[Dataset items]
==================================================
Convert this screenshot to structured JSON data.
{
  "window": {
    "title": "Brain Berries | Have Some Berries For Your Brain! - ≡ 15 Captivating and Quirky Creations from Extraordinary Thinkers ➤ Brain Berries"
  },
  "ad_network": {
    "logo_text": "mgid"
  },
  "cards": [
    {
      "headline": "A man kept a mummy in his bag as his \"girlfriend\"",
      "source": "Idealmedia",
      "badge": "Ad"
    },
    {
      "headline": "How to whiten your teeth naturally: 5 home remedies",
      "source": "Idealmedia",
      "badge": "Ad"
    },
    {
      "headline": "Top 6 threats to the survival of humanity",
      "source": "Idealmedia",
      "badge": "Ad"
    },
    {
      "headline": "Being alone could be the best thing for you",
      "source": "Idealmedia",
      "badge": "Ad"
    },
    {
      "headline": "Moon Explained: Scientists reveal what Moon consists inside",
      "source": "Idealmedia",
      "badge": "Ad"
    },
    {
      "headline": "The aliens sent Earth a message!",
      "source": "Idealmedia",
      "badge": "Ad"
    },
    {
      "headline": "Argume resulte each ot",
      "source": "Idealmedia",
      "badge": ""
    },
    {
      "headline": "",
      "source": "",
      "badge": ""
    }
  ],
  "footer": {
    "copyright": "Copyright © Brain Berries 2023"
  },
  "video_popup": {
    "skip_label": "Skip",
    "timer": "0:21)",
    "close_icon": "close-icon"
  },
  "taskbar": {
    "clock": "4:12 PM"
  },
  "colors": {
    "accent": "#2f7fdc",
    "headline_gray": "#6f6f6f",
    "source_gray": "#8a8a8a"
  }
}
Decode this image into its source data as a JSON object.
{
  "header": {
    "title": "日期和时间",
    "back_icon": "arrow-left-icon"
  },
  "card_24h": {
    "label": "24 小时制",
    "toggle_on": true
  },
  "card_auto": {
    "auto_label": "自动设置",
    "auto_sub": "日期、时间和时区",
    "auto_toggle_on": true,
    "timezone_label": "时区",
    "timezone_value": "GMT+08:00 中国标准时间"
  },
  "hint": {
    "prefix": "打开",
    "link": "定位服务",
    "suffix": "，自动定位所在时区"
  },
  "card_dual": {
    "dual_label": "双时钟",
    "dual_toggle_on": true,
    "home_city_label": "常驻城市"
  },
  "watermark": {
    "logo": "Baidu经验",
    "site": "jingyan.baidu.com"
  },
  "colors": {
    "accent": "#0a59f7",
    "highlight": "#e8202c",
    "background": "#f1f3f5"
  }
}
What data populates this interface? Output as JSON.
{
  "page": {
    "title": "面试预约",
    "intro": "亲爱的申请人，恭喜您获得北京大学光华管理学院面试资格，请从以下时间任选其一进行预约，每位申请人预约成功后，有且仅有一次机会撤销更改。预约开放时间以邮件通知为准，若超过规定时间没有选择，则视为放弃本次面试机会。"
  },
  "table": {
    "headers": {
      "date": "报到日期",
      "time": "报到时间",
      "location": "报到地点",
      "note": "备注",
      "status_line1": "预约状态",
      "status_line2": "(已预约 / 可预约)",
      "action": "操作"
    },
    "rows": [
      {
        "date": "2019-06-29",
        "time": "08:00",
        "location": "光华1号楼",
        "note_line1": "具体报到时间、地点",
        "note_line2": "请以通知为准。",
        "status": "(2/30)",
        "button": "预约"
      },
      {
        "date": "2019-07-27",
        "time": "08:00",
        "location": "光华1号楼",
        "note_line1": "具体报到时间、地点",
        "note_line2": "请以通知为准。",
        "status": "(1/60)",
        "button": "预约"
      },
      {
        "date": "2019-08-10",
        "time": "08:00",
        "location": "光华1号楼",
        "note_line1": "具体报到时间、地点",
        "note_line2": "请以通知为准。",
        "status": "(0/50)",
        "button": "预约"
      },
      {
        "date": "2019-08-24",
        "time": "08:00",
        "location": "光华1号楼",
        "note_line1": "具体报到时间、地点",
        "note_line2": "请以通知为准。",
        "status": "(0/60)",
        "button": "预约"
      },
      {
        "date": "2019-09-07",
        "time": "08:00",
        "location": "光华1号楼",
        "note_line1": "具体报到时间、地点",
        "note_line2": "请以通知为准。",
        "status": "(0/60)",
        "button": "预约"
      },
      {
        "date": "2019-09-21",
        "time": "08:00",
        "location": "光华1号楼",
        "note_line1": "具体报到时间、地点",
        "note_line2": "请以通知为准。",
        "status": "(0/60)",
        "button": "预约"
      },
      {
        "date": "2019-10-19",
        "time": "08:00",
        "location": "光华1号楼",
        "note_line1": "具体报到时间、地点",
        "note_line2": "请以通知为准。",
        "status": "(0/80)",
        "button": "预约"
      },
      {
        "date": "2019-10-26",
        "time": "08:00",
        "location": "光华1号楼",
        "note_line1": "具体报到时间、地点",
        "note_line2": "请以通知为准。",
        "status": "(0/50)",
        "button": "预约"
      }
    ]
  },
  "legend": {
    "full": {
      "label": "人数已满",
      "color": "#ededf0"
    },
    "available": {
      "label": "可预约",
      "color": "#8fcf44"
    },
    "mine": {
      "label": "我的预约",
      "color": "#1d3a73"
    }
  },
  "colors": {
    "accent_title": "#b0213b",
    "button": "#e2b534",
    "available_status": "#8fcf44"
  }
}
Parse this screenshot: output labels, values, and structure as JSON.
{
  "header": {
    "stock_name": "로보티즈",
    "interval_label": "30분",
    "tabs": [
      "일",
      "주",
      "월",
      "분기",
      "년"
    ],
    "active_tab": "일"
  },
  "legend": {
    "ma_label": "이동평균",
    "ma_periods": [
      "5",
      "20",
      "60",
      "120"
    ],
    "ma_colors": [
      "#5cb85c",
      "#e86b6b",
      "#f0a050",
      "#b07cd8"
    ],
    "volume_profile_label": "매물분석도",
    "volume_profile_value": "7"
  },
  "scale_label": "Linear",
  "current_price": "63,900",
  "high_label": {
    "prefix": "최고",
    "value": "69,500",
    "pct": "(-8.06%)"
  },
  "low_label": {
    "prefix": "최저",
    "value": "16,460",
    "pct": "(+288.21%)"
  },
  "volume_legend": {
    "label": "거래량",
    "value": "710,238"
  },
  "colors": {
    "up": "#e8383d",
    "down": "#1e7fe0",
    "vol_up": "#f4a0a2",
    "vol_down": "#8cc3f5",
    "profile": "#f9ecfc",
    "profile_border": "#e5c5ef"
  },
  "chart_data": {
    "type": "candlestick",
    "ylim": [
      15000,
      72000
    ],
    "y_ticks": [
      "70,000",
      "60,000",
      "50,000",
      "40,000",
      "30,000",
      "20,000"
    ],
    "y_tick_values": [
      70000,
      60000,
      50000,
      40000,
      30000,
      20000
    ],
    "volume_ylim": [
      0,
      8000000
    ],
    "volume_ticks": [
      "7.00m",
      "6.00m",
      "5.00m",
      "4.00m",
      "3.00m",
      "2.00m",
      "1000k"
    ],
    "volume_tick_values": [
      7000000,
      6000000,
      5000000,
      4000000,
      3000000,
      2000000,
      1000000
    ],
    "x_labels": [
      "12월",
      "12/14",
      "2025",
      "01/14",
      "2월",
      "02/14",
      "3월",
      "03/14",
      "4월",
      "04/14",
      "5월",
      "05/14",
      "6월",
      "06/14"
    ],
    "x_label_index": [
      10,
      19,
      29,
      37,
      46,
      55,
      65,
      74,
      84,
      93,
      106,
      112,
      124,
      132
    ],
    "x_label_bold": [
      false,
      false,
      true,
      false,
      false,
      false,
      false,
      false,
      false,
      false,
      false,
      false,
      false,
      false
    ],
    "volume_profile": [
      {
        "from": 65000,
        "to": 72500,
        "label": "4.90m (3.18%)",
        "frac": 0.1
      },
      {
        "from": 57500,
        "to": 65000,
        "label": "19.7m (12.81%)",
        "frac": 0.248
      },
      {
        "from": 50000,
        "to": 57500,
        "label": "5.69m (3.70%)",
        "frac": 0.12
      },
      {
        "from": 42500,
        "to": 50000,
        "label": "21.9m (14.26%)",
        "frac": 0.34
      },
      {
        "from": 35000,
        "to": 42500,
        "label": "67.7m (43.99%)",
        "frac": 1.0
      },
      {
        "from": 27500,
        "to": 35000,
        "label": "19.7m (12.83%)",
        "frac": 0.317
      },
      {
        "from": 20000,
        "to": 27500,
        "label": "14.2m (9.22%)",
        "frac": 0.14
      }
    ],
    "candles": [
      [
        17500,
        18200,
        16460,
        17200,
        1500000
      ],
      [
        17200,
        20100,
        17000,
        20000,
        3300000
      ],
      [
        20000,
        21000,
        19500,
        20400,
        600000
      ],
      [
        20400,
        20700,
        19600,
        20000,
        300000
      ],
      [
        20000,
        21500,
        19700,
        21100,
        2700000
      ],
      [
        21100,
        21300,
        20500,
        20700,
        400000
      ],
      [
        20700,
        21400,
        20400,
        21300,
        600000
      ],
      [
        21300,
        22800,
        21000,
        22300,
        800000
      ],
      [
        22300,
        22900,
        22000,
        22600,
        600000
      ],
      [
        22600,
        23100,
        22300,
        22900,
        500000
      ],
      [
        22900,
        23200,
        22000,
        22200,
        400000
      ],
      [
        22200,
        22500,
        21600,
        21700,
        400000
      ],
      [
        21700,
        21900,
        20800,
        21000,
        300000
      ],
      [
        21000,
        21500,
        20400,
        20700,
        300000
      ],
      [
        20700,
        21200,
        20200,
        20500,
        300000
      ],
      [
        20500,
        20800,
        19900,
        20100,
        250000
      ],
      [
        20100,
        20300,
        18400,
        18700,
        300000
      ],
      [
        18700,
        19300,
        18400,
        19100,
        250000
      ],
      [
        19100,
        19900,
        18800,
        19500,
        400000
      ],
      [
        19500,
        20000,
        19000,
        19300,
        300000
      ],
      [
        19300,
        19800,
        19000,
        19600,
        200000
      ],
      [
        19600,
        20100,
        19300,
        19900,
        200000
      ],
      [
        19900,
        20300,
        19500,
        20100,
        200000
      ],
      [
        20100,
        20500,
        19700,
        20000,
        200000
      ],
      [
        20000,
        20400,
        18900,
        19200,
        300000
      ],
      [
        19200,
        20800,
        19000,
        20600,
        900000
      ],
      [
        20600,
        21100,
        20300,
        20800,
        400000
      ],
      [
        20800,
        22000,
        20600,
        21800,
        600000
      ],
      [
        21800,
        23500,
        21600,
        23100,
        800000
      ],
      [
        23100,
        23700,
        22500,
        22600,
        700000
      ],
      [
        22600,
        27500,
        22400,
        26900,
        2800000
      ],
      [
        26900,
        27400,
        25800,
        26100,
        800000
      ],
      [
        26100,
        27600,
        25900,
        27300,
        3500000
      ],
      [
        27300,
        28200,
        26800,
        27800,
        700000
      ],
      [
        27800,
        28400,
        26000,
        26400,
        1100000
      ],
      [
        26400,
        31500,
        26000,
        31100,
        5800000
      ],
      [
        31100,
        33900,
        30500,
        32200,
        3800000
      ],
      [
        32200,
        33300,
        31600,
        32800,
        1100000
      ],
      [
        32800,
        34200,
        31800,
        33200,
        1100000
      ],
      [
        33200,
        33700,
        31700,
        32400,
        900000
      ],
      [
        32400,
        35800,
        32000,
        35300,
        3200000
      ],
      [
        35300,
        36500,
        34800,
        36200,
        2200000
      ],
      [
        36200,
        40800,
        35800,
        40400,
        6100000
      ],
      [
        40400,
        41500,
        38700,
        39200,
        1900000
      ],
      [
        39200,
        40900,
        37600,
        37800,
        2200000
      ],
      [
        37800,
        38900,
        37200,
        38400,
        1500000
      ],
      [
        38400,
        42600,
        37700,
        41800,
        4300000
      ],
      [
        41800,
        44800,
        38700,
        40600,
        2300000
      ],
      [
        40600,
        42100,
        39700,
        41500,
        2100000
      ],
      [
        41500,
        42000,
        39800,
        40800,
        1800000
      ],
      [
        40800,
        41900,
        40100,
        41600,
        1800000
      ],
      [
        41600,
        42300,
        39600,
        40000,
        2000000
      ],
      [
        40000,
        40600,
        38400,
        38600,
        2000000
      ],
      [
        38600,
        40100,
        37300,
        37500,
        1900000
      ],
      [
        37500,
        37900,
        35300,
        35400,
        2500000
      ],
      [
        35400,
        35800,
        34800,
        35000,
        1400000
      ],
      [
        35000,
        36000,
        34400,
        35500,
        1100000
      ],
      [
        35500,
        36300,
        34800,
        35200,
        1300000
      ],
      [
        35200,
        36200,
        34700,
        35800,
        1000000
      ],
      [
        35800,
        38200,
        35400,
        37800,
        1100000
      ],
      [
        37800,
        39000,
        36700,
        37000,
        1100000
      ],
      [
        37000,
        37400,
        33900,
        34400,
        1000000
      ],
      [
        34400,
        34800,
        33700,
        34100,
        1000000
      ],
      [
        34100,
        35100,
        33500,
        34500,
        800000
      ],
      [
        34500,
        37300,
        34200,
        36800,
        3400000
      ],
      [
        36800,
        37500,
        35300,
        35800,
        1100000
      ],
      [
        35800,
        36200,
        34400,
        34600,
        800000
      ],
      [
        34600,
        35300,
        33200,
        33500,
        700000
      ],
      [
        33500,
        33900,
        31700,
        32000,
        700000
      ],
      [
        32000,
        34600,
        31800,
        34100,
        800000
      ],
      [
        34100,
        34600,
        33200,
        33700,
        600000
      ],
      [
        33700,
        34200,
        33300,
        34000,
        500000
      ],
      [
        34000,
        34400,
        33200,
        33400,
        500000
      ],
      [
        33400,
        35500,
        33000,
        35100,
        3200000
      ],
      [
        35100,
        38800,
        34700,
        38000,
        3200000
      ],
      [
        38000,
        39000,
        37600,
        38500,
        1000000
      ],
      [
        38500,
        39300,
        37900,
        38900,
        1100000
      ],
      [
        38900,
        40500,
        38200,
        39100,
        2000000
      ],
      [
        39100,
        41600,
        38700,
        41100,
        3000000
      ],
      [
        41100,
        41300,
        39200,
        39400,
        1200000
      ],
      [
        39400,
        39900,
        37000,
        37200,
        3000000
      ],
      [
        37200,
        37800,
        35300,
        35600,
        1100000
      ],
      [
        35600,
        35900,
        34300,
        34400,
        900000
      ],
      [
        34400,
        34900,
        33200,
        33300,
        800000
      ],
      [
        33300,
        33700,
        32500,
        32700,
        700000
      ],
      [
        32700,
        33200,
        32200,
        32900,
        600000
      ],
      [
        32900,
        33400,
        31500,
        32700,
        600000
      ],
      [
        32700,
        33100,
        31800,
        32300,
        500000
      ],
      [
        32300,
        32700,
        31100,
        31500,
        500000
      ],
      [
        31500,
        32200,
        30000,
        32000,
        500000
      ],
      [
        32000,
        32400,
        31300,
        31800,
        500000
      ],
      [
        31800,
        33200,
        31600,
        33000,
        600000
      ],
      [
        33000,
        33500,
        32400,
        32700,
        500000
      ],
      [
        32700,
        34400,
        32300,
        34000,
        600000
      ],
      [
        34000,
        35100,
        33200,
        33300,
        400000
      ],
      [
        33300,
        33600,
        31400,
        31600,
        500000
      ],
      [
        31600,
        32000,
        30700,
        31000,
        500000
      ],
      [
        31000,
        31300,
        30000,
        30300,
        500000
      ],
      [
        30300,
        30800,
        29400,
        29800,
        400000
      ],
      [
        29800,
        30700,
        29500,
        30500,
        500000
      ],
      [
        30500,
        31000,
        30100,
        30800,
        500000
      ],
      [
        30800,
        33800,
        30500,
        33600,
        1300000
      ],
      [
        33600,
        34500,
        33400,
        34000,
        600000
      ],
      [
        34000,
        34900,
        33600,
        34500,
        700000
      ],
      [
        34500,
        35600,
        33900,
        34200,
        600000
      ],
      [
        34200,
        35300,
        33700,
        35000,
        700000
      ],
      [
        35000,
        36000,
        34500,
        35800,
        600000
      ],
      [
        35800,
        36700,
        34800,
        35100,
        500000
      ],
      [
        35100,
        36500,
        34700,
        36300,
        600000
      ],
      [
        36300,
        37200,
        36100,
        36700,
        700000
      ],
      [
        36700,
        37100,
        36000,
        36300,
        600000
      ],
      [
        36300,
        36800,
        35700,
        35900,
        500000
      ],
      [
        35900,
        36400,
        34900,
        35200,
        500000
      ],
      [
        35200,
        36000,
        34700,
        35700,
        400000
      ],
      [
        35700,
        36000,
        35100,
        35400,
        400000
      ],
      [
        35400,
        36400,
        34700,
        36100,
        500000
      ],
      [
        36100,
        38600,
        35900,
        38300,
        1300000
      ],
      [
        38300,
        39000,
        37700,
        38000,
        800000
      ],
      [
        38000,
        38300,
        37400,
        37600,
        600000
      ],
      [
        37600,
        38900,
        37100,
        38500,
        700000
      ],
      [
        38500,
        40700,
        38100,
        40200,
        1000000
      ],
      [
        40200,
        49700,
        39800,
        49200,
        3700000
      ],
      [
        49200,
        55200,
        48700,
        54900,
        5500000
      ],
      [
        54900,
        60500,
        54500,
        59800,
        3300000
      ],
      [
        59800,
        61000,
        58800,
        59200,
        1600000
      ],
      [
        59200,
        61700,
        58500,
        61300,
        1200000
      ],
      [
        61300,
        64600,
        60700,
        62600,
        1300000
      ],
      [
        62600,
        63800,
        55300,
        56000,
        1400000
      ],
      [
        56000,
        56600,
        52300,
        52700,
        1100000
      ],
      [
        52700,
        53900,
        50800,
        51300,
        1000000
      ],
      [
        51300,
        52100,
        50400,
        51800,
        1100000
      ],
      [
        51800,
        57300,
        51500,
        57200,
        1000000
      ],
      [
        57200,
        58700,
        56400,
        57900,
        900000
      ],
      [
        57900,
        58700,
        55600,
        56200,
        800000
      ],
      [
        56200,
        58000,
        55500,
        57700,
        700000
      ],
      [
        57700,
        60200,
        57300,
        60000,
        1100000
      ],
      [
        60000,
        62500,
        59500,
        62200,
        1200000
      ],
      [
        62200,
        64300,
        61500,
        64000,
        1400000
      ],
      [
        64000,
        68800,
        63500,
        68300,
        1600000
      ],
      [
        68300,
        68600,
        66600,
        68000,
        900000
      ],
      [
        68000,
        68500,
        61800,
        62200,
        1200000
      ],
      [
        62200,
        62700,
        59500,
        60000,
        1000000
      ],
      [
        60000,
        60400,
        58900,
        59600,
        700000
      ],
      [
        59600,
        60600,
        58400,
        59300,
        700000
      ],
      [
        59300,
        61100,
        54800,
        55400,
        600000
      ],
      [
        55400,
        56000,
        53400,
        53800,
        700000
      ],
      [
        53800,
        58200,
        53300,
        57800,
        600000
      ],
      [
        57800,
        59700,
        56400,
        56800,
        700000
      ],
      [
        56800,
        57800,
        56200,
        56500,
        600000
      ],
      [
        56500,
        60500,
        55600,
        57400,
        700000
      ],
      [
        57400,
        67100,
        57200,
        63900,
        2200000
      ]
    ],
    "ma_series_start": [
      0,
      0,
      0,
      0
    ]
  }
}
==================================================
What is the number of lines in the records that contain the string "Berries"? Give only that number.

= COMPLETED EXERCISE =
2